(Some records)
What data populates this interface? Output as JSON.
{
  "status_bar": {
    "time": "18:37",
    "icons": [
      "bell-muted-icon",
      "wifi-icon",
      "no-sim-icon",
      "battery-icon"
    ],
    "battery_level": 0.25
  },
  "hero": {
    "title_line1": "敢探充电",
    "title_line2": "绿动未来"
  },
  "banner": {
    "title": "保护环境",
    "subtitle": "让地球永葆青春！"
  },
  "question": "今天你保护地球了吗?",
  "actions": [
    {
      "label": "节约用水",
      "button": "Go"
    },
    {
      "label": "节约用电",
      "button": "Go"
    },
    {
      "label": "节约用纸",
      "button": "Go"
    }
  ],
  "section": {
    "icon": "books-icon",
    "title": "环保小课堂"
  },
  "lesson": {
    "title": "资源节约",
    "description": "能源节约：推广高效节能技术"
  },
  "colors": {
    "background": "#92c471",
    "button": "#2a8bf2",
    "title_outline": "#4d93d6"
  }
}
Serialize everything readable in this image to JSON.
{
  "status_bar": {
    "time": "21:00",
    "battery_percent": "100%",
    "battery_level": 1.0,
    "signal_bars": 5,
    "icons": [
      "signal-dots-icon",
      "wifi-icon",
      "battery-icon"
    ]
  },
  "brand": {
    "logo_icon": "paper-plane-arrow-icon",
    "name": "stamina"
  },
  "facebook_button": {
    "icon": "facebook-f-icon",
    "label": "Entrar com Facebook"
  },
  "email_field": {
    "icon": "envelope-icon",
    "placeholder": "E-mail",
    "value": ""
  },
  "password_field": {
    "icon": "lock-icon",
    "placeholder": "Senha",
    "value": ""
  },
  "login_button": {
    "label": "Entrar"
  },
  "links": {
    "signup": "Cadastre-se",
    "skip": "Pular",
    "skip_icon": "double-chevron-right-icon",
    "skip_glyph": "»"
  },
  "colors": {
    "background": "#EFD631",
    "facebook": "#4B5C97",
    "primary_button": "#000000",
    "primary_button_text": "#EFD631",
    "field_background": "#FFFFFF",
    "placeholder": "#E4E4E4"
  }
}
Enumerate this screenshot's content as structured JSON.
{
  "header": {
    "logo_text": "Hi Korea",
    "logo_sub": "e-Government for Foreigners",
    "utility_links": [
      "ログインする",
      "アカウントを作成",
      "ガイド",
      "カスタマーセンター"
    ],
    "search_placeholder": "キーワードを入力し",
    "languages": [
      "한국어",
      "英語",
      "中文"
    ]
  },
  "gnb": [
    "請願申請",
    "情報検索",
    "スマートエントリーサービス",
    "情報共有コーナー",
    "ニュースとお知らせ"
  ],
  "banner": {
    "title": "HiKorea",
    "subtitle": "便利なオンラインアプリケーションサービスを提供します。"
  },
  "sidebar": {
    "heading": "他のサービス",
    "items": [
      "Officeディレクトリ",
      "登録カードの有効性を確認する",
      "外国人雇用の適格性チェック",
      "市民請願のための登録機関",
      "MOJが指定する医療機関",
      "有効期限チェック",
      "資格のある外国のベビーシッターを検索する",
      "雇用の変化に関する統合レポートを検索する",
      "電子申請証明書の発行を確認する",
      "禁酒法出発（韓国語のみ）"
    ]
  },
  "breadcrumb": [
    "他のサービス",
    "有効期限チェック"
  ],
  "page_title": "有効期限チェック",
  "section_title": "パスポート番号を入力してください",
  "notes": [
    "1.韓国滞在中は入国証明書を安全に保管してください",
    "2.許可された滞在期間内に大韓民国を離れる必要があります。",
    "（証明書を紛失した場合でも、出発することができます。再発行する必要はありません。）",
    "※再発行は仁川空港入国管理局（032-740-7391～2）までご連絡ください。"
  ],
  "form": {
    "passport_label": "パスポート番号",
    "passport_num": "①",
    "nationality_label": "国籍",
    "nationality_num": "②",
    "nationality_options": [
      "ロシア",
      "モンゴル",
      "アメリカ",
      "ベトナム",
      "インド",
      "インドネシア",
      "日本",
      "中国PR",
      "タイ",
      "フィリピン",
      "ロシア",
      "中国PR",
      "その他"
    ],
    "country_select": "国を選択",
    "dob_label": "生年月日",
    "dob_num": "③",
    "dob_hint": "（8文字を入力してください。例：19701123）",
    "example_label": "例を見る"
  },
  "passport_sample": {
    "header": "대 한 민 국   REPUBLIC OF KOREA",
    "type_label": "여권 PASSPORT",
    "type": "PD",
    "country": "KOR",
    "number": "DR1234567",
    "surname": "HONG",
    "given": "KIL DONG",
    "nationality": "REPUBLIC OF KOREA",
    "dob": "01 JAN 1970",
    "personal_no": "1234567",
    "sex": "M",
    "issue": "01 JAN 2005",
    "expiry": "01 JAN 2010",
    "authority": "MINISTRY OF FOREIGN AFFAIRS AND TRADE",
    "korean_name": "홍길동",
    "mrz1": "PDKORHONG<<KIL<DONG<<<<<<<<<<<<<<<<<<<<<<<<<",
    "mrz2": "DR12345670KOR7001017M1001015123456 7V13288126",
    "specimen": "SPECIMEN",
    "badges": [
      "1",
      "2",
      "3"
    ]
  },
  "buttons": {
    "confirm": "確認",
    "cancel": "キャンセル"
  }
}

_What to do:_ Write out every entry again exactly, please, with nothing missing.

_Answer to the exercise:_
What data populates this interface? Output as JSON.
{
  "status_bar": {
    "time": "18:37",
    "icons": [
      "bell-muted-icon",
      "wifi-icon",
      "no-sim-icon",
      "battery-icon"
    ],
    "battery_level": 0.25
  },
  "hero": {
    "title_line1": "敢探充电",
    "title_line2": "绿动未来"
  },
  "banner": {
    "title": "保护环境",
    "subtitle": "让地球永葆青春！"
  },
  "question": "今天你保护地球了吗?",
  "actions": [
    {
      "label": "节约用水",
      "button": "Go"
    },
    {
      "label": "节约用电",
      "button": "Go"
    },
    {
      "label": "节约用纸",
      "button": "Go"
    }
  ],
  "section": {
    "icon": "books-icon",
    "title": "环保小课堂"
  },
  "lesson": {
    "title": "资源节约",
    "description": "能源节约：推广高效节能技术"
  },
  "colors": {
    "background": "#92c471",
    "button": "#2a8bf2",
    "title_outline": "#4d93d6"
  }
}
Serialize everything readable in this image to JSON.
{
  "status_bar": {
    "time": "21:00",
    "battery_percent": "100%",
    "battery_level": 1.0,
    "signal_bars": 5,
    "icons": [
      "signal-dots-icon",
      "wifi-icon",
      "battery-icon"
    ]
  },
  "brand": {
    "logo_icon": "paper-plane-arrow-icon",
    "name": "stamina"
  },
  "facebook_button": {
    "icon": "facebook-f-icon",
    "label": "Entrar com Facebook"
  },
  "email_field": {
    "icon": "envelope-icon",
    "placeholder": "E-mail",
    "value": ""
  },
  "password_field": {
    "icon": "lock-icon",
    "placeholder": "Senha",
    "value": ""
  },
  "login_button": {
    "label": "Entrar"
  },
  "links": {
    "signup": "Cadastre-se",
    "skip": "Pular",
    "skip_icon": "double-chevron-right-icon",
    "skip_glyph": "»"
  },
  "colors": {
    "background": "#EFD631",
    "facebook": "#4B5C97",
    "primary_button": "#000000",
    "primary_button_text": "#EFD631",
    "field_background": "#FFFFFF",
    "placeholder": "#E4E4E4"
  }
}
Enumerate this screenshot's content as structured JSON.
{
  "header": {
    "logo_text": "Hi Korea",
    "logo_sub": "e-Government for Foreigners",
    "utility_links": [
      "ログインする",
      "アカウントを作成",
      "ガイド",
      "カスタマーセンター"
    ],
    "search_placeholder": "キーワードを入力し",
    "languages": [
      "한국어",
      "英語",
      "中文"
    ]
  },
  "gnb": [
    "請願申請",
    "情報検索",
    "スマートエントリーサービス",
    "情報共有コーナー",
    "ニュースとお知らせ"
  ],
  "banner": {
    "title": "HiKorea",
    "subtitle": "便利なオンラインアプリケーションサービスを提供します。"
  },
  "sidebar": {
    "heading": "他のサービス",
    "items": [
      "Officeディレクトリ",
      "登録カードの有効性を確認する",
      "外国人雇用の適格性チェック",
      "市民請願のための登録機関",
      "MOJが指定する医療機関",
      "有効期限チェック",
      "資格のある外国のベビーシッターを検索する",
      "雇用の変化に関する統合レポートを検索する",
      "電子申請証明書の発行を確認する",
      "禁酒法出発（韓国語のみ）"
    ]
  },
  "breadcrumb": [
    "他のサービス",
    "有効期限チェック"
  ],
  "page_title": "有効期限チェック",
  "section_title": "パスポート番号を入力してください",
  "notes": [
    "1.韓国滞在中は入国証明書を安全に保管してください",
    "2.許可された滞在期間内に大韓民国を離れる必要があります。",
    "（証明書を紛失した場合でも、出発することができます。再発行する必要はありません。）",
    "※再発行は仁川空港入国管理局（032-740-7391～2）までご連絡ください。"
  ],
  "form": {
    "passport_label": "パスポート番号",
    "passport_num": "①",
    "nationality_label": "国籍",
    "nationality_num": "②",
    "nationality_options": [
      "ロシア",
      "モンゴル",
      "アメリカ",
      "ベトナム",
      "インド",
      "インドネシア",
      "日本",
      "中国PR",
      "タイ",
      "フィリピン",
      "ロシア",
      "中国PR",
      "その他"
    ],
    "country_select": "国を選択",
    "dob_label": "生年月日",
    "dob_num": "③",
    "dob_hint": "（8文字を入力してください。例：19701123）",
    "example_label": "例を見る"
  },
  "passport_sample": {
    "header": "대 한 민 국   REPUBLIC OF KOREA",
    "type_label": "여권 PASSPORT",
    "type": "PD",
    "country": "KOR",
    "number": "DR1234567",
    "surname": "HONG",
    "given": "KIL DONG",
    "nationality": "REPUBLIC OF KOREA",
    "dob": "01 JAN 1970",
    "personal_no": "1234567",
    "sex": "M",
    "issue": "01 JAN 2005",
    "expiry": "01 JAN 2010",
    "authority": "MINISTRY OF FOREIGN AFFAIRS AND TRADE",
    "korean_name": "홍길동",
    "mrz1": "PDKORHONG<<KIL<DONG<<<<<<<<<<<<<<<<<<<<<<<<<",
    "mrz2": "DR12345670KOR7001017M1001015123456 7V13288126",
    "specimen": "SPECIMEN",
    "badges": [
      "1",
      "2",
      "3"
    ]
  },
  "buttons": {
    "confirm": "確認",
    "cancel": "キャンセル"
  }
}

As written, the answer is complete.